--- Excerpted passage Enclosed Below ---

M. Estefanía Pereyra, R. Gastón Araguás, and Miroslav Kulich \publishedIEEE Latin American Conference on Computational Intelligence (LA-CCI). Arequipa. New Jersey, 2017. ISBN 978-1-5386-3734-0. \DOI10.1109/LA-CCI.2017.8285722 \originalhttps://ieeexplore.ieee.org/document/8285722 \coverpage

## I Introduction

Recent advances in mobile robotics and deployment of robotic systems in many practical applications have lead to intensive research of multi-robot systems and robot formations as their special case. One of the most studied topic deals with trajectory/path planning of a formation, known as multi-robot path planning (MPP) in an environment with obstacles, i.e. the problem, how to find a continuous collision-free motion of the formation through a known environment from a current configuration to a given final configuration. Besides optimization of some parameters of the solution (e.g., path distance, energy consumption, mission time), a shape and size of the formation is constrained and violation of these constrains is penalized.

Approaches to motion and path planning for multi-robot systems and robot formations can be classified into several categories. Behavior-based algorithms [1, 2] are decentralized and reactive, i.e. each robot is controlled individually, using only local information about its neighborhood. Robot’s behavior is typically composed of several simple behaviors (e.g., separation, alignment, and cohesion in [3]), which describe basic actions. These approaches are easy to implement and applicable to large swarms. They, on the other hand, fail in finding a plan in complex environments and do not guarantee precise formation control. To deal with the first problem, several heuristic search based algorithms were introduced based on particle swarm optimization [4], genetic algorithms [5] or ant colony optimization [6]. Nevertheless, precise formation shape can not be still maintained.

In contrast, centralized approaches consider a formation as a single body and plan trajectories in a high-dimensional composite configuration space (CCS). Exact solutions are complete, but their complexity is exponential in the dimension of CCS and therefore, methods based on sampling CSS were introduced. For example, a probabilistic road map with sampling strategies designed especially for multi-robot systems that enable fast coverage of the configuration space was presented in [7], while a generalization of rapidly exploring random trees (RRT) to a graph structure is introduced in [8].

--- End of Enclosed Excerpted passage ---
--- Records shown Enclosed Below ---

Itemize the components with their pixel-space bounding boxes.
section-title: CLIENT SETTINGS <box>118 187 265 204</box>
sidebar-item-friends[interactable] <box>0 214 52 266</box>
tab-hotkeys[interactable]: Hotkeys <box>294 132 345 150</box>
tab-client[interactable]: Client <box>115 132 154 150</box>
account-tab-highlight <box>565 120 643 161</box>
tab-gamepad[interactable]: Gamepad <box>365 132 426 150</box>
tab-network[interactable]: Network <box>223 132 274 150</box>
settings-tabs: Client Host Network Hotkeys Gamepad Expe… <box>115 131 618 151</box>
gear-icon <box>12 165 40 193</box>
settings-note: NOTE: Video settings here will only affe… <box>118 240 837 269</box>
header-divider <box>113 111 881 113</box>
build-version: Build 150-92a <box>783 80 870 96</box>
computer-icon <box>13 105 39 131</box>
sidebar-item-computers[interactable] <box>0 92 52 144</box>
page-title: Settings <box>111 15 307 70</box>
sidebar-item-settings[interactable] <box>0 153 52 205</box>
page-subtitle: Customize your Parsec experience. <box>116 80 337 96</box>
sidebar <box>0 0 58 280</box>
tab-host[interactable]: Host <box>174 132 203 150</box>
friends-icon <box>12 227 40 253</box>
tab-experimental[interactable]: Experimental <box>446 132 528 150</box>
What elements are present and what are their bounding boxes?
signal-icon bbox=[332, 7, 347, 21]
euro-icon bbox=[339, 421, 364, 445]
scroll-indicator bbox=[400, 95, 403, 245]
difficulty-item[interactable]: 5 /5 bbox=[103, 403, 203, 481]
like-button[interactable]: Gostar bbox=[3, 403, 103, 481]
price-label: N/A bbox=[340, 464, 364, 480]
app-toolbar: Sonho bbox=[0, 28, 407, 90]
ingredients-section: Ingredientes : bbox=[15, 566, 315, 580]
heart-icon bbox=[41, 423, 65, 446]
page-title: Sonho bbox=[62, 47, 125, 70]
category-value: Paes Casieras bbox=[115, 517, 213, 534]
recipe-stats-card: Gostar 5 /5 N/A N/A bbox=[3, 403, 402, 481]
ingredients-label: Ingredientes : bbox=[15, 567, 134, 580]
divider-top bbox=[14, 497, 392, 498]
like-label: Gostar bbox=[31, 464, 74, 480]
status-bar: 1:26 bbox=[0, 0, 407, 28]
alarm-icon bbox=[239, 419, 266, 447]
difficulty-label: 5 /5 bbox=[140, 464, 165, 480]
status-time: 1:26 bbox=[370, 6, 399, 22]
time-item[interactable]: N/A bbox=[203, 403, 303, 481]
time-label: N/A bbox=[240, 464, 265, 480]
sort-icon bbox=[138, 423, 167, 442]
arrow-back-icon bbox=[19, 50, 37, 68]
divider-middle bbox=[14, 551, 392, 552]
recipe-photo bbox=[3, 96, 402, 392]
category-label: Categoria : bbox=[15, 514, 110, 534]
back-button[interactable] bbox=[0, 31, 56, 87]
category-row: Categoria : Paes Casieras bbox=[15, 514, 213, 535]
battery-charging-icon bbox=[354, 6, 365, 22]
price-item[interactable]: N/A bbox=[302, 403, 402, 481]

--- End of Enclosed Records shown ---

List of tasks »
[1] Summarize the introduction on multi-robot path planning in two sentences.
[2] Transcribe everything in the introduction on multi-robot path planning from "Approaches to motion" down to "be still maintained.".

Answers for the tasks »
[1] Multi-robot path planning seeks a continuous collision-free motion of a formation through a known environment to a given final configuration, with violations of the formation's shape and size constraints penalized. Decentralized behavior-based approaches are easy to implement and suit large swarms but fail in complex environments and lack precise formation control, while centralized approaches plan in a high-dimensional composite configuration space, where exact solutions have exponential complexity and sampling-based methods were therefore introduced.

[2]
Approaches to motion and path planning for multi-robot systems and robot formations can be classified into several categories. Behavior-based algorithms [1, 2] are decentralized and reactive, i.e. each robot is controlled individually, using only local information about its neighborhood. Robot’s behavior is typically composed of several simple behaviors (e.g., separation, alignment, and cohesion in [3]), which describe basic actions. These approaches are easy to implement and applicable to large swarms. They, on the other hand, fail in finding a plan in complex environments and do not guarantee precise formation control. To deal with the first problem, several heuristic search based algorithms were introduced based on particle swarm optimization [4], genetic algorithms [5] or ant colony optimization [6]. Nevertheless, precise formation shape can not be still maintained.